Collection entries:
%%

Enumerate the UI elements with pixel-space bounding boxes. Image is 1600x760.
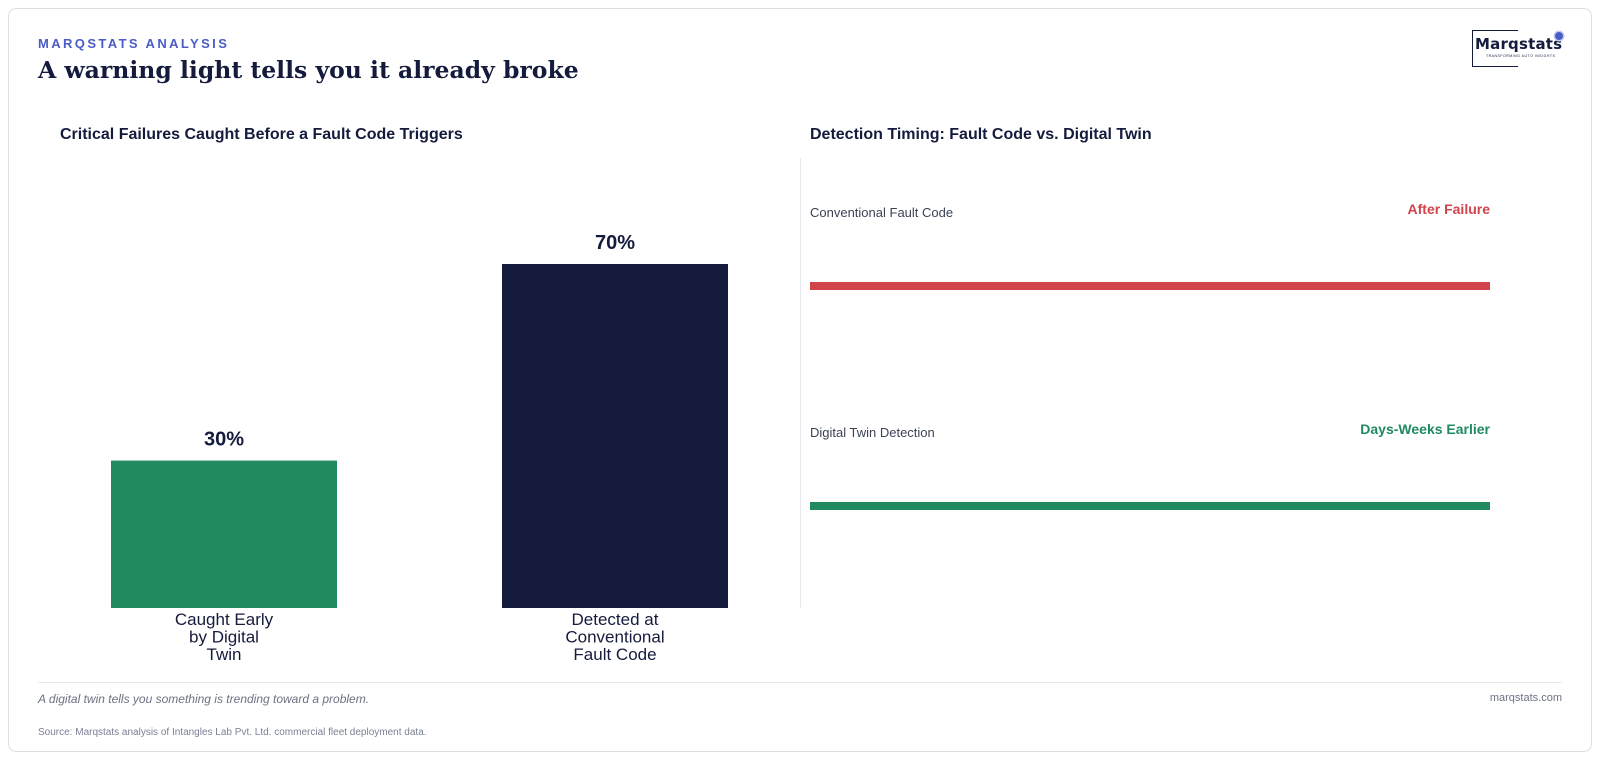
bar-fault-code <box>502 264 728 608</box>
timing-bar-digital-twin <box>810 502 1490 510</box>
x-tick-label: Detected at Conventional Fault Code <box>565 610 664 664</box>
x-tick-label: Caught Early by Digital Twin <box>175 610 274 664</box>
logo-tagline: TRANSFORMING AUTO INSIGHTS <box>1486 54 1556 58</box>
timing-row-label-digital-twin: Digital Twin Detection <box>810 425 935 440</box>
timing-row-status-digital-twin: Days-Weeks Earlier <box>1360 421 1490 437</box>
timing-row-label-fault-code: Conventional Fault Code <box>810 205 954 220</box>
logo-wordmark: Marqstats <box>1475 35 1563 53</box>
logo-frame <box>1472 30 1518 67</box>
marqstats-logo: Marqstats TRANSFORMING AUTO INSIGHTS <box>1472 30 1563 68</box>
footnote: A digital twin tells you something is tr… <box>38 692 370 706</box>
bar-caught-early <box>111 460 337 608</box>
timing-chart-title: Detection Timing: Fault Code vs. Digital… <box>810 126 1152 143</box>
logo-dot-icon <box>1555 32 1563 40</box>
bar-chart: 30% Caught Early by Digital Twin 70% Detected… <box>111 232 728 664</box>
source-note: Source: Marqstats analysis of Intangles … <box>38 727 427 738</box>
page-title: A warning light tells you it already bro… <box>38 56 579 84</box>
bar-chart-title: Critical Failures Caught Before a Fault … <box>60 126 463 143</box>
kicker-label: MARQSTATS ANALYSIS <box>38 36 230 51</box>
footer-divider <box>38 682 1562 683</box>
panel-divider <box>800 158 801 608</box>
timing-bar-fault-code <box>810 282 1490 290</box>
bar-value-label: 70% <box>595 232 635 254</box>
bar-value-label: 30% <box>204 429 244 451</box>
site-link[interactable]: marqstats.com <box>1489 692 1562 704</box>
timing-row-status-fault-code: After Failure <box>1407 201 1490 217</box>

%%

**Exercise directions:**
Reproduce the lines of the records word for word, from the line containing "bar-fault-code <box>502 264 728 608</box>" through the line containing "marqstats-logo: Marqstats TRANSFORMING", including both of those lines.

**Task solution:**
bar-fault-code <box>502 264 728 608</box>
timing-bar-digital-twin <box>810 502 1490 510</box>
x-tick-label: Detected at Conventional Fault Code <box>565 610 664 664</box>
x-tick-label: Caught Early by Digital Twin <box>175 610 274 664</box>
logo-tagline: TRANSFORMING AUTO INSIGHTS <box>1486 54 1556 58</box>
timing-row-label-digital-twin: Digital Twin Detection <box>810 425 935 440</box>
timing-row-status-digital-twin: Days-Weeks Earlier <box>1360 421 1490 437</box>
timing-row-label-fault-code: Conventional Fault Code <box>810 205 954 220</box>
logo-wordmark: Marqstats <box>1475 35 1563 53</box>
logo-frame <box>1472 30 1518 67</box>
marqstats-logo: Marqstats TRANSFORMING AUTO INSIGHTS <box>1472 30 1563 68</box>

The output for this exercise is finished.